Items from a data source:
----------

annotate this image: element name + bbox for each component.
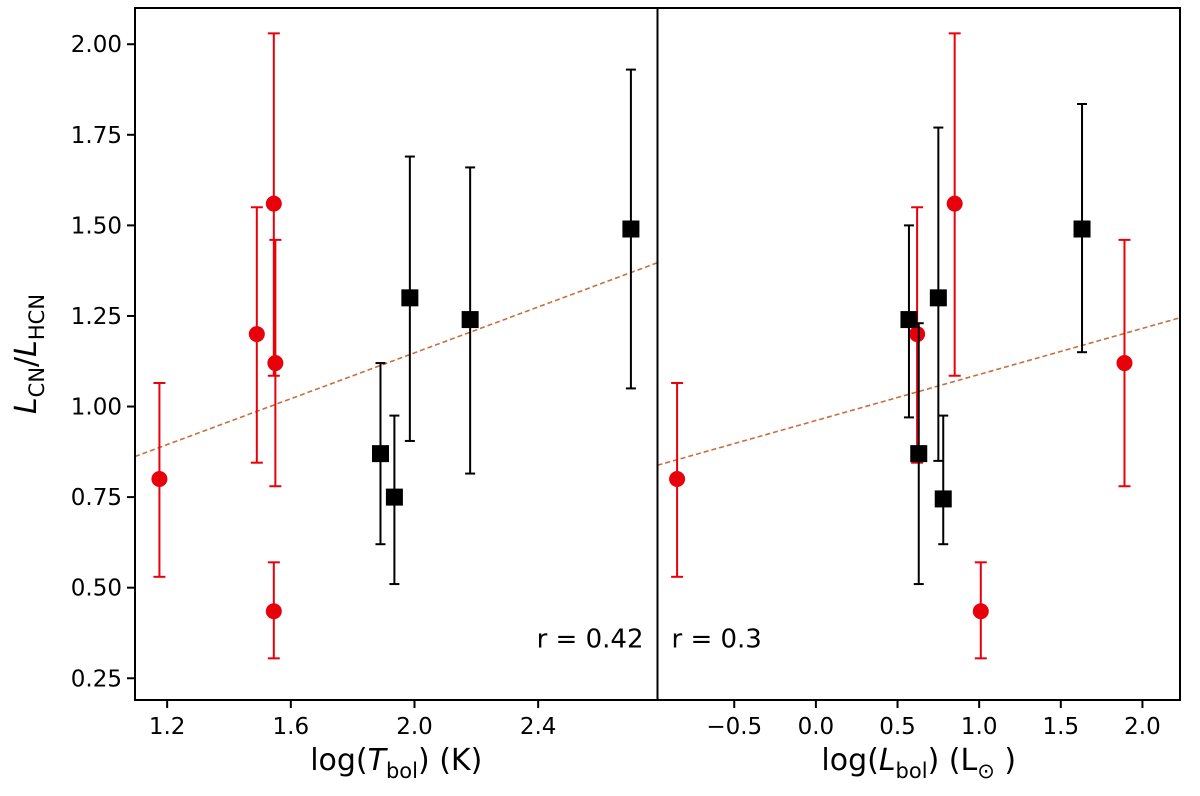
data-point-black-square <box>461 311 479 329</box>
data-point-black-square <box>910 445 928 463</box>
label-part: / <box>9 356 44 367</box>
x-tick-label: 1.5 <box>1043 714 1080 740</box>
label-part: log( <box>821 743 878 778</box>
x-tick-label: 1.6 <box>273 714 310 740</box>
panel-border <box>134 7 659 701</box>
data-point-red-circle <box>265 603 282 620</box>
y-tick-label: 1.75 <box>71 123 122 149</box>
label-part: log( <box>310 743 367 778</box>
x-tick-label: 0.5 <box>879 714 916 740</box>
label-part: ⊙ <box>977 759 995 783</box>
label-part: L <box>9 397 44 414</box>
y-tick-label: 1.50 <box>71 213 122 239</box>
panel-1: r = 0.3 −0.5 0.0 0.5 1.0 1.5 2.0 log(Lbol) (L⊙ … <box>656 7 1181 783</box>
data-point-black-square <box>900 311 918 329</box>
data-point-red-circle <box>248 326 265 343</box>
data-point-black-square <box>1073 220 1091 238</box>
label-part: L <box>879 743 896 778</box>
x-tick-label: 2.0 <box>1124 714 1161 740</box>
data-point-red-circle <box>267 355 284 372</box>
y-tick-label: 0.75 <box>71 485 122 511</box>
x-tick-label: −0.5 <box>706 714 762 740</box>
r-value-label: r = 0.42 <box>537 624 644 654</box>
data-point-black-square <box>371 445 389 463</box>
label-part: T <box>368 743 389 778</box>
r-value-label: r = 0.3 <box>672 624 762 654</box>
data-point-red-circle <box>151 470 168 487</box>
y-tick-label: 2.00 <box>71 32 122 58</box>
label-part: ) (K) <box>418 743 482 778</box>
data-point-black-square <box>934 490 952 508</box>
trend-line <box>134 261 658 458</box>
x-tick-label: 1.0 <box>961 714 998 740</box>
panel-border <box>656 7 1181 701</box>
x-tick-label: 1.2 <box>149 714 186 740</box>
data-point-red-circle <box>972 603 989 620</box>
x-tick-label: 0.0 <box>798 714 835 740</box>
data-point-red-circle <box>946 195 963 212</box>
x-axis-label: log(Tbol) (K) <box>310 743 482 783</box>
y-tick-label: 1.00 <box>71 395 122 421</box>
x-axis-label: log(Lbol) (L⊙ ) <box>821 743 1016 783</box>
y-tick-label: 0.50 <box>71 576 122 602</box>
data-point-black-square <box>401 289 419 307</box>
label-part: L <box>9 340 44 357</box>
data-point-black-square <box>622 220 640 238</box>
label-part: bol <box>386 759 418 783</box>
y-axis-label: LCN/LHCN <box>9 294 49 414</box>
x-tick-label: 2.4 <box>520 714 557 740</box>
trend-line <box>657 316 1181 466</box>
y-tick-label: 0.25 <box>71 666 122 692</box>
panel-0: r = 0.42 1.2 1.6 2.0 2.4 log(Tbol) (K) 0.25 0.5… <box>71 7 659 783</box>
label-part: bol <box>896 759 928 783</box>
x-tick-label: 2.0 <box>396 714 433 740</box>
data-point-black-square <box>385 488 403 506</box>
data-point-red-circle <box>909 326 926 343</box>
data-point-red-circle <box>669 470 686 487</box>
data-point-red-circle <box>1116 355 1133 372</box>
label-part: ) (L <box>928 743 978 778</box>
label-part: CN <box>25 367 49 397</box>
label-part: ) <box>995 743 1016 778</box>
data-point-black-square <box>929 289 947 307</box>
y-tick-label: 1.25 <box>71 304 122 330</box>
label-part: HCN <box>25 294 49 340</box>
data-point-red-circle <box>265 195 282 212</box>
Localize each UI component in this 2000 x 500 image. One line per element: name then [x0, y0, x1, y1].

----------

→ **THE TASK**: Rewrite all of the items above, substituting "data-point-black-diamond" for every occurrence of "data-point-black-square" and leaving everything else unchanged. Omit the pictures.

→ **RESULT OF THE TASK**:
annotate this image: element name + bbox for each component.
data-point-black-diamond <box>461 311 479 329</box>
data-point-black-diamond <box>910 445 928 463</box>
label-part: / <box>9 356 44 367</box>
x-tick-label: 1.5 <box>1043 714 1080 740</box>
label-part: log( <box>821 743 878 778</box>
x-tick-label: 1.6 <box>273 714 310 740</box>
panel-border <box>134 7 659 701</box>
data-point-red-circle <box>265 603 282 620</box>
y-tick-label: 1.75 <box>71 123 122 149</box>
label-part: log( <box>310 743 367 778</box>
x-tick-label: 0.5 <box>879 714 916 740</box>
label-part: ⊙ <box>977 759 995 783</box>
label-part: L <box>9 397 44 414</box>
y-tick-label: 1.50 <box>71 213 122 239</box>
panel-1: r = 0.3 −0.5 0.0 0.5 1.0 1.5 2.0 log(Lbol) (L⊙ … <box>656 7 1181 783</box>
data-point-black-diamond <box>900 311 918 329</box>
data-point-red-circle <box>248 326 265 343</box>
data-point-black-diamond <box>1073 220 1091 238</box>
label-part: L <box>879 743 896 778</box>
x-tick-label: 2.0 <box>1124 714 1161 740</box>
data-point-red-circle <box>267 355 284 372</box>
y-tick-label: 0.75 <box>71 485 122 511</box>
x-tick-label: −0.5 <box>706 714 762 740</box>
r-value-label: r = 0.42 <box>537 624 644 654</box>
data-point-black-diamond <box>371 445 389 463</box>
label-part: T <box>368 743 389 778</box>
r-value-label: r = 0.3 <box>672 624 762 654</box>
data-point-red-circle <box>151 470 168 487</box>
y-tick-label: 2.00 <box>71 32 122 58</box>
label-part: ) (K) <box>418 743 482 778</box>
data-point-black-diamond <box>934 490 952 508</box>
trend-line <box>134 261 658 458</box>
x-tick-label: 1.0 <box>961 714 998 740</box>
panel-border <box>656 7 1181 701</box>
x-tick-label: 1.2 <box>149 714 186 740</box>
data-point-red-circle <box>972 603 989 620</box>
x-tick-label: 0.0 <box>798 714 835 740</box>
data-point-red-circle <box>946 195 963 212</box>
x-axis-label: log(Tbol) (K) <box>310 743 482 783</box>
y-tick-label: 1.00 <box>71 395 122 421</box>
x-axis-label: log(Lbol) (L⊙ ) <box>821 743 1016 783</box>
y-tick-label: 0.50 <box>71 576 122 602</box>
data-point-black-diamond <box>401 289 419 307</box>
label-part: L <box>9 340 44 357</box>
data-point-black-diamond <box>622 220 640 238</box>
label-part: bol <box>386 759 418 783</box>
y-axis-label: LCN/LHCN <box>9 294 49 414</box>
x-tick-label: 2.4 <box>520 714 557 740</box>
trend-line <box>657 316 1181 466</box>
y-tick-label: 0.25 <box>71 666 122 692</box>
panel-0: r = 0.42 1.2 1.6 2.0 2.4 log(Tbol) (K) 0.25 0.5… <box>71 7 659 783</box>
label-part: bol <box>896 759 928 783</box>
x-tick-label: 2.0 <box>396 714 433 740</box>
data-point-black-diamond <box>385 488 403 506</box>
data-point-red-circle <box>909 326 926 343</box>
data-point-red-circle <box>669 470 686 487</box>
data-point-red-circle <box>1116 355 1133 372</box>
label-part: ) (L <box>928 743 978 778</box>
label-part: CN <box>25 367 49 397</box>
label-part: ) <box>995 743 1016 778</box>
data-point-black-diamond <box>929 289 947 307</box>
y-tick-label: 1.25 <box>71 304 122 330</box>
label-part: HCN <box>25 294 49 340</box>
data-point-red-circle <box>265 195 282 212</box>
Localize each UI component in this 2000 x 500 image. One line per element: name then [x0, y0, x1, y1].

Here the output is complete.